**GIVEN INFORMATION**
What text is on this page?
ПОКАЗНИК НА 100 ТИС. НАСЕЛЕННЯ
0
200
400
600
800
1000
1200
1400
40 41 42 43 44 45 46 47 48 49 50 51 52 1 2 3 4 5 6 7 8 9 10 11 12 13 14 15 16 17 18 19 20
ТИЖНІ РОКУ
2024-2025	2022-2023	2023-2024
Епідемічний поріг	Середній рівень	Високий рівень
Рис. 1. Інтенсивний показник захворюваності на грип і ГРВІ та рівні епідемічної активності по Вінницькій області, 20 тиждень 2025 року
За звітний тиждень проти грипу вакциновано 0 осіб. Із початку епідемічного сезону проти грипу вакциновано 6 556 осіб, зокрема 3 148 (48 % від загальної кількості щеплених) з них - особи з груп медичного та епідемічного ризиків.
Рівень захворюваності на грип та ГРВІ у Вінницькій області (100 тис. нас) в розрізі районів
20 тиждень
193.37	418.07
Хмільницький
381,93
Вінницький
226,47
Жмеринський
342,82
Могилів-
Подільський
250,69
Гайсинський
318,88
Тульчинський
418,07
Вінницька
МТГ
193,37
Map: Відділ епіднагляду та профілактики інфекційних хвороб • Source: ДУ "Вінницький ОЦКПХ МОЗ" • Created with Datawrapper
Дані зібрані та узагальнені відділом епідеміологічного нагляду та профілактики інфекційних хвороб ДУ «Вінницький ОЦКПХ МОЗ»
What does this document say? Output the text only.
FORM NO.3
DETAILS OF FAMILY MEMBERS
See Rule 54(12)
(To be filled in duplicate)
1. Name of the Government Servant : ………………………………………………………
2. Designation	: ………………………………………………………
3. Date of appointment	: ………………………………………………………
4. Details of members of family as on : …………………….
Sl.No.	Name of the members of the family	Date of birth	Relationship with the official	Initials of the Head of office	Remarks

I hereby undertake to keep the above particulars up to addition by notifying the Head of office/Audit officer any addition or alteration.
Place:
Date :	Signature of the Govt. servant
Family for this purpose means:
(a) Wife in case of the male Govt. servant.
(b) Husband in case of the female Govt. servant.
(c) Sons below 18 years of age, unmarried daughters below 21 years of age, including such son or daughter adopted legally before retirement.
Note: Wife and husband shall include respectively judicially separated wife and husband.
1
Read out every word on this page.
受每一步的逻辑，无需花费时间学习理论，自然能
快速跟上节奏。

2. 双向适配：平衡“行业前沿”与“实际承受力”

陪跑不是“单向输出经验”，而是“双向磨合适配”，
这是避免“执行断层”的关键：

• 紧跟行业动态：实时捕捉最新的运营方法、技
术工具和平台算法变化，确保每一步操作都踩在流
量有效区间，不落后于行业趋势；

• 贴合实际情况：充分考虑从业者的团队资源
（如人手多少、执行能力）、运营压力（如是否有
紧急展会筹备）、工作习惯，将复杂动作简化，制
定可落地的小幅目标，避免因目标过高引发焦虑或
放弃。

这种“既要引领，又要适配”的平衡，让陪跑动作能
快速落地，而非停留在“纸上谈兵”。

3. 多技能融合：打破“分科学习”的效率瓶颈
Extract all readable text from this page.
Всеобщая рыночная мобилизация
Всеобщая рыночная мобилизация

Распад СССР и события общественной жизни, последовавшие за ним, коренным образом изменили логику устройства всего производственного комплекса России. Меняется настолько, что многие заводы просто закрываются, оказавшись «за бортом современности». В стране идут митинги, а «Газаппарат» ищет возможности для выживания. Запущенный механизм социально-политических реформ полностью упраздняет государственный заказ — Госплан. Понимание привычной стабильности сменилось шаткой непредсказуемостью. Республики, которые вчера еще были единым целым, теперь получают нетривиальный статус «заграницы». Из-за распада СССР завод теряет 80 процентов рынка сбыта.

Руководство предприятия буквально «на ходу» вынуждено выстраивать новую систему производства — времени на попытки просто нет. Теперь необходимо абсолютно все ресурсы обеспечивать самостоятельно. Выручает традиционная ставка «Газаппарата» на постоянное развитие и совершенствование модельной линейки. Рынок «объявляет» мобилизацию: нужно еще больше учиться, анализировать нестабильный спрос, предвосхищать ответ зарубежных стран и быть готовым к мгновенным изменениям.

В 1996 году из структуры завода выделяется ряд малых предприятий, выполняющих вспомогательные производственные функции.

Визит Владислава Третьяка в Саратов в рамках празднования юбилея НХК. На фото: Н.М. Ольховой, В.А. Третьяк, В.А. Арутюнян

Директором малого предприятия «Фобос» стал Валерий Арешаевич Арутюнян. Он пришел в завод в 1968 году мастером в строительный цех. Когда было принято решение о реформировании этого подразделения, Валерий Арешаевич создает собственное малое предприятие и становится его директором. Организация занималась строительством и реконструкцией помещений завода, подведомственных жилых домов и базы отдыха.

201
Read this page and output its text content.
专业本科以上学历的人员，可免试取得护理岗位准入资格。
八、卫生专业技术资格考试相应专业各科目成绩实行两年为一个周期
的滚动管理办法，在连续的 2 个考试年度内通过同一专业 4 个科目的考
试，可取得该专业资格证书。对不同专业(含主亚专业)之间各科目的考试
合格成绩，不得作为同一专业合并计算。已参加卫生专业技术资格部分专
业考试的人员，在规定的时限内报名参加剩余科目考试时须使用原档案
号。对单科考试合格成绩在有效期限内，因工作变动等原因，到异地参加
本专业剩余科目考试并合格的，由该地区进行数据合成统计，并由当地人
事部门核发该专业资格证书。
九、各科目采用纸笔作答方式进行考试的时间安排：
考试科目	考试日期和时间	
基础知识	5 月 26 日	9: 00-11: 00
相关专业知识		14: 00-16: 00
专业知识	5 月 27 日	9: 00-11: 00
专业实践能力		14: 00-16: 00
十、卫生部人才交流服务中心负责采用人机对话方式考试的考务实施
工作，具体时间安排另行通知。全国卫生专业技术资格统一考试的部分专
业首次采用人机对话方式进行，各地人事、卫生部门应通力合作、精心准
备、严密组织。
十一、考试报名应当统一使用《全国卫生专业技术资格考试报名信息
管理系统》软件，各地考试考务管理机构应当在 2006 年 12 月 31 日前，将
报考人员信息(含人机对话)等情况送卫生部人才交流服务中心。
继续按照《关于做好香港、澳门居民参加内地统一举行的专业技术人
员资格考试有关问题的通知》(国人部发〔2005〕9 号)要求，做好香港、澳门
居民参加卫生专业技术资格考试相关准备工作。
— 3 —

**GOAL OF THE EXERCISE**
Respond with nothing but the number of lines in the entries that contain the string "What".

**ANSWER TO THE EXERCISE**
2